** Short exercise **
Extract the entries in their exact form.

---- Extracted entries

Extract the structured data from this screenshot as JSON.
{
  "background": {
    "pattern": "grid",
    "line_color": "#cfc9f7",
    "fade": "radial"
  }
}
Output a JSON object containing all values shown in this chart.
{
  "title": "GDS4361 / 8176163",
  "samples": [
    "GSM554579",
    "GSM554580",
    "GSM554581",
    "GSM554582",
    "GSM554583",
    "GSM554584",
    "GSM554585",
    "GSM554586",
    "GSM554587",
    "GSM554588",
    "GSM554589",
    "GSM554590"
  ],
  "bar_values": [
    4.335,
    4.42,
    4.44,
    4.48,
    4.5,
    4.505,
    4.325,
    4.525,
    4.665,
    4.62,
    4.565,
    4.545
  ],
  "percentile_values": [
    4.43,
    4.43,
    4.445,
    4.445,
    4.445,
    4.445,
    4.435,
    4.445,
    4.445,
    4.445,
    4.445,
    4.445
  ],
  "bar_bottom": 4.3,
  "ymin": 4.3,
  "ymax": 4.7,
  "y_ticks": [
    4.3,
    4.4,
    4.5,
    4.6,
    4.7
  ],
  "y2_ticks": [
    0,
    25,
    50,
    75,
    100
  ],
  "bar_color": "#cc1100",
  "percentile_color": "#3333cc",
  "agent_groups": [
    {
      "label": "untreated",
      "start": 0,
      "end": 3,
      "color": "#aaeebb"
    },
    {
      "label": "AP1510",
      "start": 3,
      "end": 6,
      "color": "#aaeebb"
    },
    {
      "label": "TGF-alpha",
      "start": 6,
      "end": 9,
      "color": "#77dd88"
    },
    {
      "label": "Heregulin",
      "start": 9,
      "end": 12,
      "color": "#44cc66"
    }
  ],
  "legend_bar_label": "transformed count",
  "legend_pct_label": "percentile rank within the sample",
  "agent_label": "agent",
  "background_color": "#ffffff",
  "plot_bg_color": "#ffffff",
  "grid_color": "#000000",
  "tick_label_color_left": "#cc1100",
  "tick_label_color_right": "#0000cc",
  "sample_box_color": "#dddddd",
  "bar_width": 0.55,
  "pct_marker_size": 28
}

--------

** Full response **
Extract the structured data from this screenshot as JSON.
{
  "background": {
    "pattern": "grid",
    "line_color": "#cfc9f7",
    "fade": "radial"
  }
}
Output a JSON object containing all values shown in this chart.
{
  "title": "GDS4361 / 8176163",
  "samples": [
    "GSM554579",
    "GSM554580",
    "GSM554581",
    "GSM554582",
    "GSM554583",
    "GSM554584",
    "GSM554585",
    "GSM554586",
    "GSM554587",
    "GSM554588",
    "GSM554589",
    "GSM554590"
  ],
  "bar_values": [
    4.335,
    4.42,
    4.44,
    4.48,
    4.5,
    4.505,
    4.325,
    4.525,
    4.665,
    4.62,
    4.565,
    4.545
  ],
  "percentile_values": [
    4.43,
    4.43,
    4.445,
    4.445,
    4.445,
    4.445,
    4.435,
    4.445,
    4.445,
    4.445,
    4.445,
    4.445
  ],
  "bar_bottom": 4.3,
  "ymin": 4.3,
  "ymax": 4.7,
  "y_ticks": [
    4.3,
    4.4,
    4.5,
    4.6,
    4.7
  ],
  "y2_ticks": [
    0,
    25,
    50,
    75,
    100
  ],
  "bar_color": "#cc1100",
  "percentile_color": "#3333cc",
  "agent_groups": [
    {
      "label": "untreated",
      "start": 0,
      "end": 3,
      "color": "#aaeebb"
    },
    {
      "label": "AP1510",
      "start": 3,
      "end": 6,
      "color": "#aaeebb"
    },
    {
      "label": "TGF-alpha",
      "start": 6,
      "end": 9,
      "color": "#77dd88"
    },
    {
      "label": "Heregulin",
      "start": 9,
      "end": 12,
      "color": "#44cc66"
    }
  ],
  "legend_bar_label": "transformed count",
  "legend_pct_label": "percentile rank within the sample",
  "agent_label": "agent",
  "background_color": "#ffffff",
  "plot_bg_color": "#ffffff",
  "grid_color": "#000000",
  "tick_label_color_left": "#cc1100",
  "tick_label_color_right": "#0000cc",
  "sample_box_color": "#dddddd",
  "bar_width": 0.55,
  "pct_marker_size": 28
}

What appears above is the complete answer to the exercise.